## [Dataset items]

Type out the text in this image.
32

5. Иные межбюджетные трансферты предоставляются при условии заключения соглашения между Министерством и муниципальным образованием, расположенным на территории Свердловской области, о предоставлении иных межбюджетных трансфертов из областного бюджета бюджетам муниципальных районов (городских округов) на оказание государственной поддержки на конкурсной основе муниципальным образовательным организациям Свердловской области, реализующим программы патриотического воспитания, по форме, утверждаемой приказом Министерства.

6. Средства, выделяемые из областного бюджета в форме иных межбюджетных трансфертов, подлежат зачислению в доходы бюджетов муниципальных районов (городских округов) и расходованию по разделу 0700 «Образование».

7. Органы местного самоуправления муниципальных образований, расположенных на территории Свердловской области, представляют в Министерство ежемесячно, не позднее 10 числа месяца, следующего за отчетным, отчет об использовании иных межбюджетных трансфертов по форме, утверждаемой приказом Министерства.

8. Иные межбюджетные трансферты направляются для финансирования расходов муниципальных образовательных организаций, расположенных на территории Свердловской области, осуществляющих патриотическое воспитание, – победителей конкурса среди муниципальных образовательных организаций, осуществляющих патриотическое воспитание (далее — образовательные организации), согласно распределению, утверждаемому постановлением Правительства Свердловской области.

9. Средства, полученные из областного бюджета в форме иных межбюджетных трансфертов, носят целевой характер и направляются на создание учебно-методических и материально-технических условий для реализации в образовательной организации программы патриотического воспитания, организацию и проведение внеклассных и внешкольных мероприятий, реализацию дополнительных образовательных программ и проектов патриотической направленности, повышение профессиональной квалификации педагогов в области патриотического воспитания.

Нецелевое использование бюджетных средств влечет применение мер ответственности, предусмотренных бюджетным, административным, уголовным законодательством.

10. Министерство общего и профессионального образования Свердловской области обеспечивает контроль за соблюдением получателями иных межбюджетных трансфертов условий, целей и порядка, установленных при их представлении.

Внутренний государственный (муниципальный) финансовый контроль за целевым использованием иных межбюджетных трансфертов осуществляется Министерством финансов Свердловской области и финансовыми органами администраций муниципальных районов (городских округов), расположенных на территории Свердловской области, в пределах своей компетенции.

* * *

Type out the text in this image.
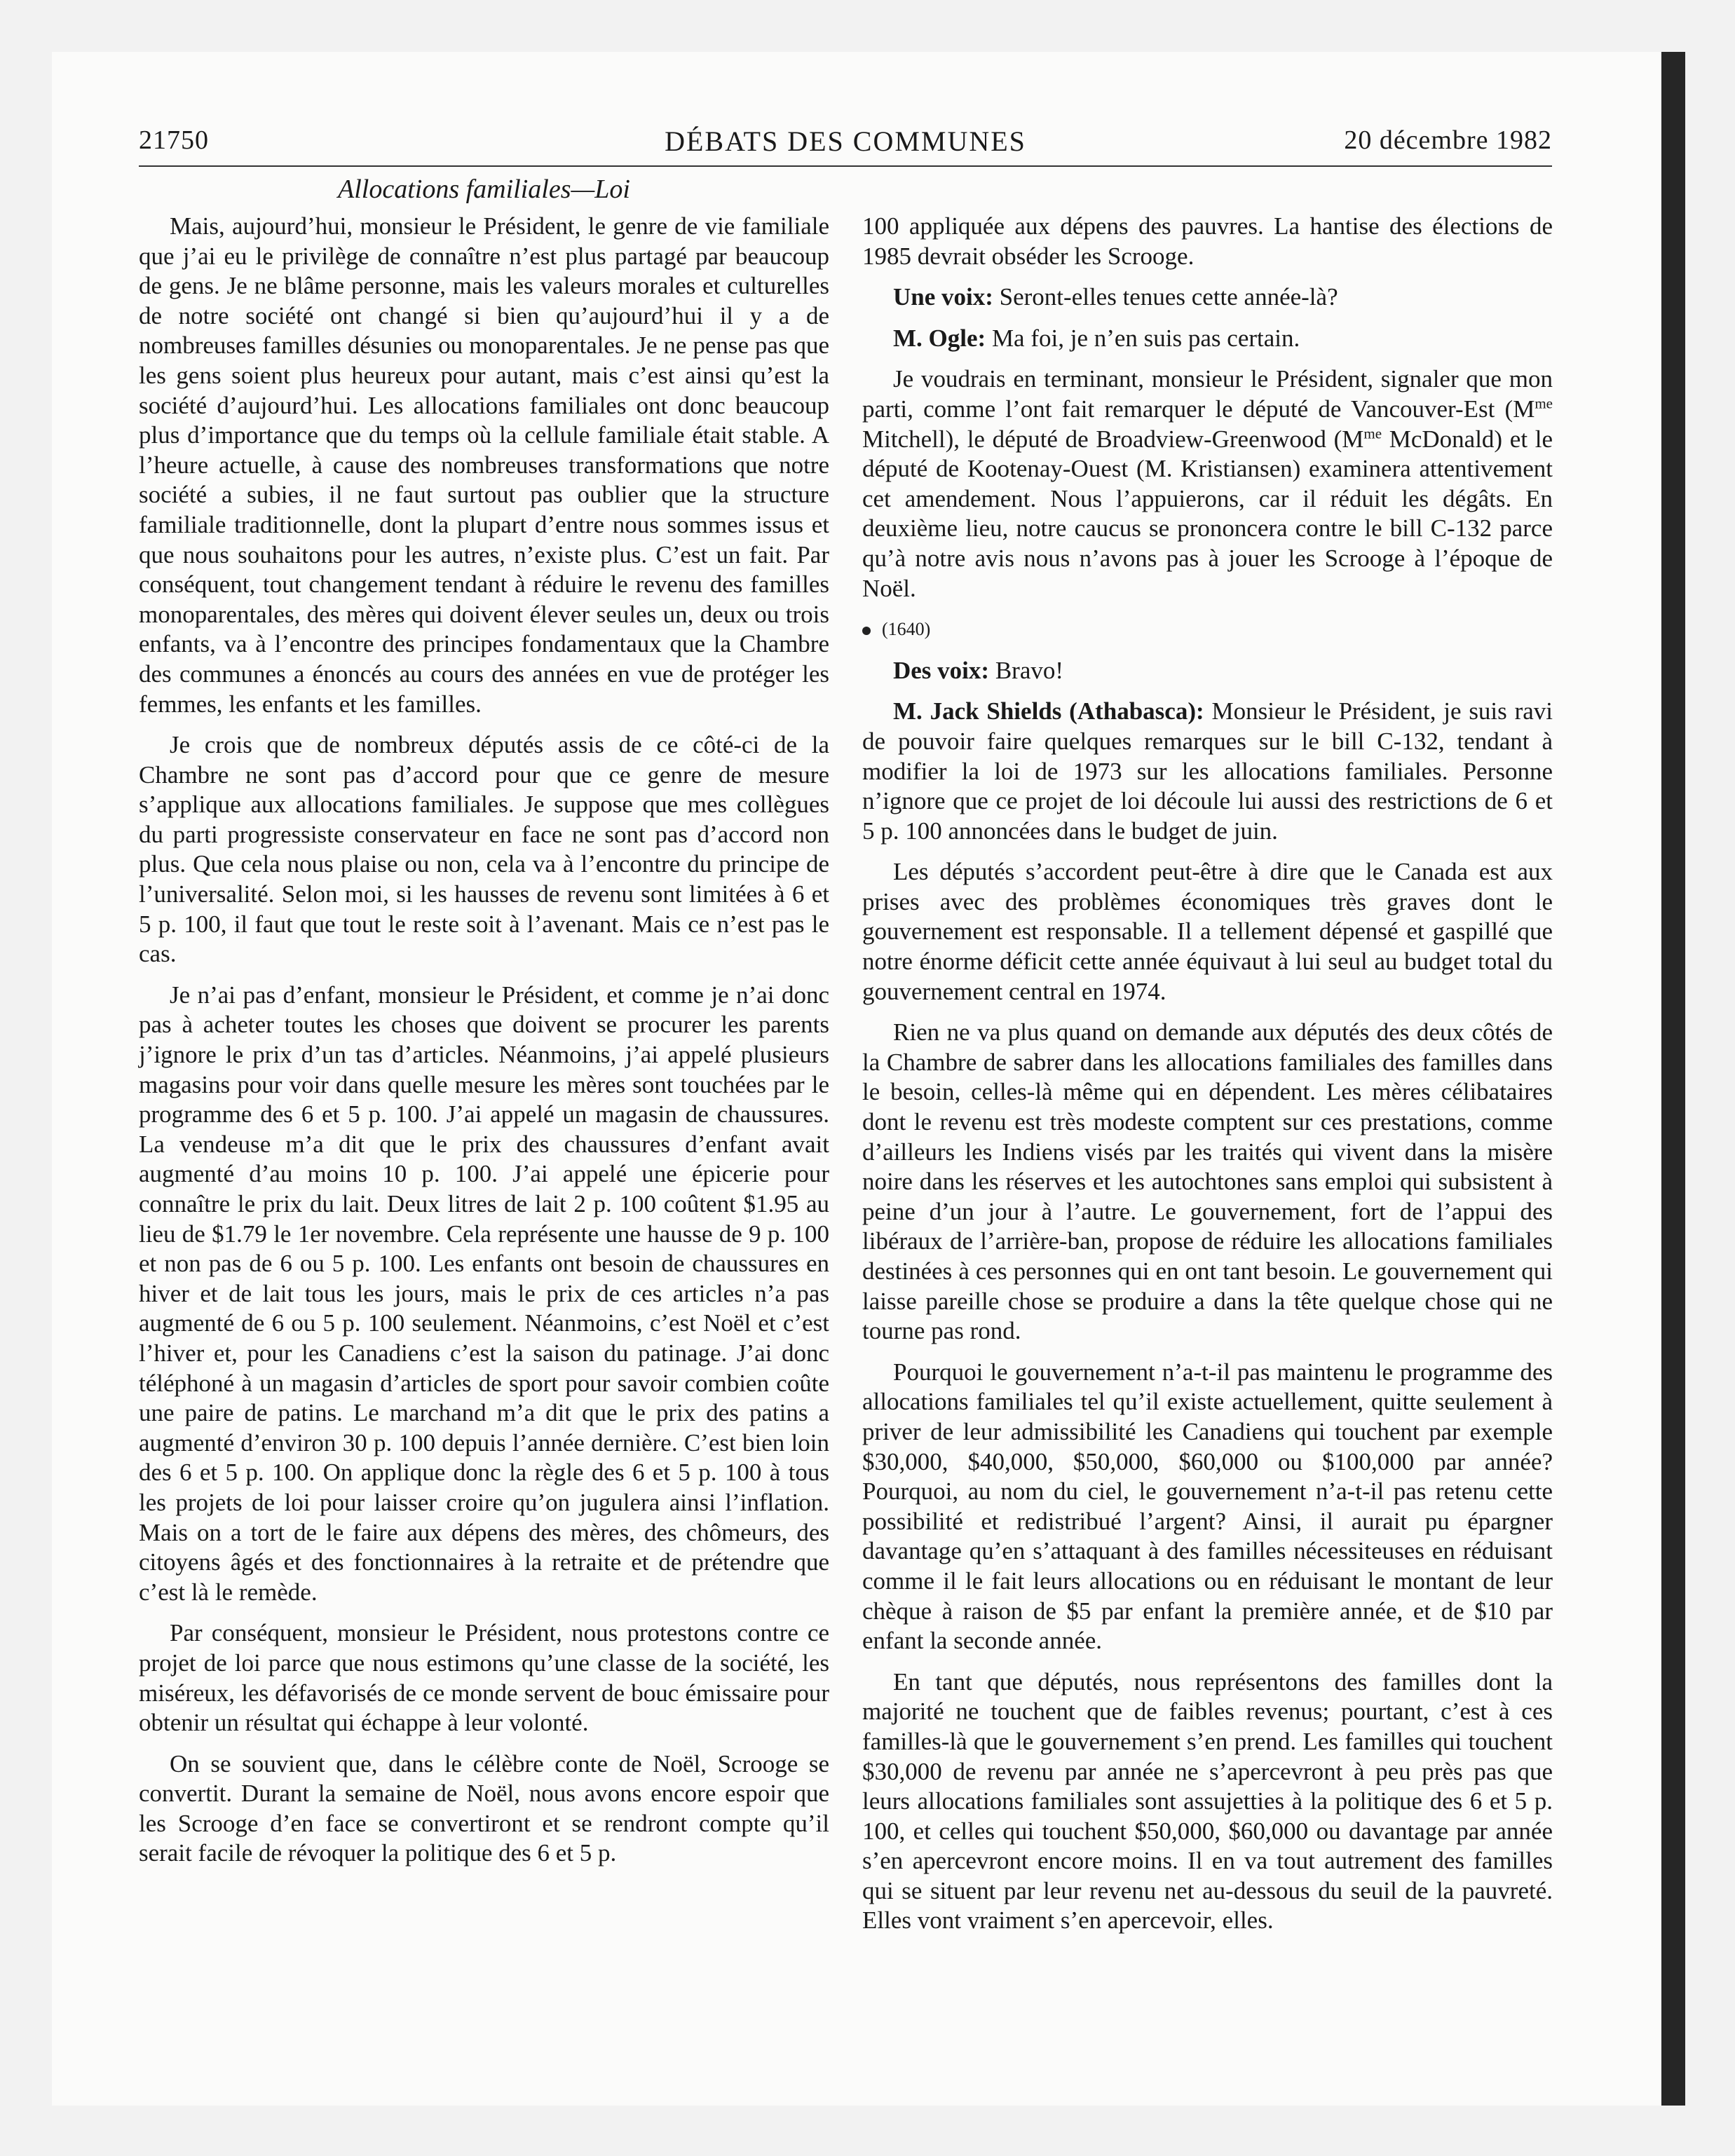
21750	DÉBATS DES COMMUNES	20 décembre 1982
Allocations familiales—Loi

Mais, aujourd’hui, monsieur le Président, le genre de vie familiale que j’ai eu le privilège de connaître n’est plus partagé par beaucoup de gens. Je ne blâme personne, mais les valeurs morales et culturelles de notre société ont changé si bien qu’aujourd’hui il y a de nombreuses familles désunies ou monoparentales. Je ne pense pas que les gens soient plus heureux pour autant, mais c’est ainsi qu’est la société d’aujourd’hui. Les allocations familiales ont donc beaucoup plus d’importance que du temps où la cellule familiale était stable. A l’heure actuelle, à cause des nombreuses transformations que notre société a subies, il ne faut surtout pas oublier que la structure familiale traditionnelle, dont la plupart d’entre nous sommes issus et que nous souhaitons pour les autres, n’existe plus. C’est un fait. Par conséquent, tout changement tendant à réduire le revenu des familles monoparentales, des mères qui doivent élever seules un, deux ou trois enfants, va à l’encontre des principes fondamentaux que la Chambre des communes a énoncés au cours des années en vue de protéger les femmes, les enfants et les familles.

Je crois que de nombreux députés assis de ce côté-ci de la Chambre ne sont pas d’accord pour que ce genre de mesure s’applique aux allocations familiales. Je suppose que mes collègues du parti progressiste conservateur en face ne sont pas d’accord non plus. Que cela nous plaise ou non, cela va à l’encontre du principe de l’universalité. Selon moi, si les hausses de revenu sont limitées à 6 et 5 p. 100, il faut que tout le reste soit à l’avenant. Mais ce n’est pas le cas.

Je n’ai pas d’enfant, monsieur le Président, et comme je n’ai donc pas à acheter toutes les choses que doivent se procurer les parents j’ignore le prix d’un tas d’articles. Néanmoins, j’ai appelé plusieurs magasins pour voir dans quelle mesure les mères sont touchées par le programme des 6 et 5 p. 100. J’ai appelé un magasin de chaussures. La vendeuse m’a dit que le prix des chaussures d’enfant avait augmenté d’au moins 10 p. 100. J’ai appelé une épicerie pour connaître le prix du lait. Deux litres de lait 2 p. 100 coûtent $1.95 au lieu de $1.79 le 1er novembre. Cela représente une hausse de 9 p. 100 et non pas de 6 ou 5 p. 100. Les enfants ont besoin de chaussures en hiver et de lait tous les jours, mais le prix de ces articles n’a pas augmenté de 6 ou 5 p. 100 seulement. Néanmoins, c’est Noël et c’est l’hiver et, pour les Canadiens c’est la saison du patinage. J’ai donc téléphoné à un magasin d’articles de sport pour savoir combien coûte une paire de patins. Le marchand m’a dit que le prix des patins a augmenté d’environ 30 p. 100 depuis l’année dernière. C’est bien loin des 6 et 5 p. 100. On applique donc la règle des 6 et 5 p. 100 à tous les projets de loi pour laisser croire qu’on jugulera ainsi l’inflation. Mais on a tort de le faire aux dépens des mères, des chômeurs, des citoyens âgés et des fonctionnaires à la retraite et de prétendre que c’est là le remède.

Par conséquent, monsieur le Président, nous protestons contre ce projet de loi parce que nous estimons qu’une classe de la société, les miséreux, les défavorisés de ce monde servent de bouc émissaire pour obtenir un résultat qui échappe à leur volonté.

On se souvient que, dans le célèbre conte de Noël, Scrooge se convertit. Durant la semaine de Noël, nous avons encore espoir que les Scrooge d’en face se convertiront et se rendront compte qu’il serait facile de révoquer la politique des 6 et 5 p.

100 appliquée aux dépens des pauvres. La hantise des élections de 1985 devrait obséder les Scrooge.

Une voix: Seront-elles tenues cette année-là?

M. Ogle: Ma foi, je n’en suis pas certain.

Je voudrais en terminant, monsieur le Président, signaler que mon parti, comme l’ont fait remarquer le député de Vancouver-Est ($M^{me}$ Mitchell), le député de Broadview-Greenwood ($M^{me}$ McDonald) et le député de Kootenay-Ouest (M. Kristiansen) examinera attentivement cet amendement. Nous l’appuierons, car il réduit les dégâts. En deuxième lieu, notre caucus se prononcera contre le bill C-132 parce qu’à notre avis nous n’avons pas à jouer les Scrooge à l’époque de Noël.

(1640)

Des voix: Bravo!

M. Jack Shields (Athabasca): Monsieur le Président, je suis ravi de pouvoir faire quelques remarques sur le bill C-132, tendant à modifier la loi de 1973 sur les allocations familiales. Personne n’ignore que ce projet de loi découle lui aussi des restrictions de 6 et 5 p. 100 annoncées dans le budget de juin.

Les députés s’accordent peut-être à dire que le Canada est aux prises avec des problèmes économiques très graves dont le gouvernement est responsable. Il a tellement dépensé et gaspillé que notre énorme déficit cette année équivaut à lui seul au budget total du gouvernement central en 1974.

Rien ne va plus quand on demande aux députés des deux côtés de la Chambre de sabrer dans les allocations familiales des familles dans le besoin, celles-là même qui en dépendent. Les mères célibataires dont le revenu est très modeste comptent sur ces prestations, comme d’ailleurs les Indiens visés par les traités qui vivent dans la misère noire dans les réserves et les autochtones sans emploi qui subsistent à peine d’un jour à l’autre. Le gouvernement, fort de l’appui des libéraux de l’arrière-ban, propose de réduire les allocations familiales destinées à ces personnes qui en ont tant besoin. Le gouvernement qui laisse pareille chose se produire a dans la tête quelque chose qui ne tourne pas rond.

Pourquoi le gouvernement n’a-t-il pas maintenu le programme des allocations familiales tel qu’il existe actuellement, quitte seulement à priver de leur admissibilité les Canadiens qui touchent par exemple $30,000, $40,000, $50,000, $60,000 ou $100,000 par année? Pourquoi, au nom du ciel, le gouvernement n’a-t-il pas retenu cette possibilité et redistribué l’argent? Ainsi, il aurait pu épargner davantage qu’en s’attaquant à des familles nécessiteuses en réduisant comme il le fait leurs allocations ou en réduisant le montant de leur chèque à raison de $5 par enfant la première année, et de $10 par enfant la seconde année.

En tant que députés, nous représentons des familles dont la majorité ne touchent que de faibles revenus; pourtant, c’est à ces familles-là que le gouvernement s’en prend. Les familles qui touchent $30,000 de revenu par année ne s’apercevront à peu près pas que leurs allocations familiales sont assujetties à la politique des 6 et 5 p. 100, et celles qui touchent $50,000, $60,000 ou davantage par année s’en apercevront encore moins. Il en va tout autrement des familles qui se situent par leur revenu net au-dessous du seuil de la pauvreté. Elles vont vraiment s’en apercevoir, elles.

## [Exercise goal]
Extract every line that has the string "bill" in it.

## [Response to this task]
Je voudrais en terminant, monsieur le Président, signaler que mon parti, comme l’ont fait remarquer le député de Vancouver-Est ($M^{me}$ Mitchell), le député de Broadview-Greenwood ($M^{me}$ McDonald) et le député de Kootenay-Ouest (M. Kristiansen) examinera attentivement cet amendement. Nous l’appuierons, car il réduit les dégâts. En deuxième lieu, notre caucus se prononcera contre le bill C-132 parce qu’à notre avis nous n’avons pas à jouer les Scrooge à l’époque de Noël.
M. Jack Shields (Athabasca): Monsieur le Président, je suis ravi de pouvoir faire quelques remarques sur le bill C-132, tendant à modifier la loi de 1973 sur les allocations familiales. Personne n’ignore que ce projet de loi découle lui aussi des restrictions de 6 et 5 p. 100 annoncées dans le budget de juin.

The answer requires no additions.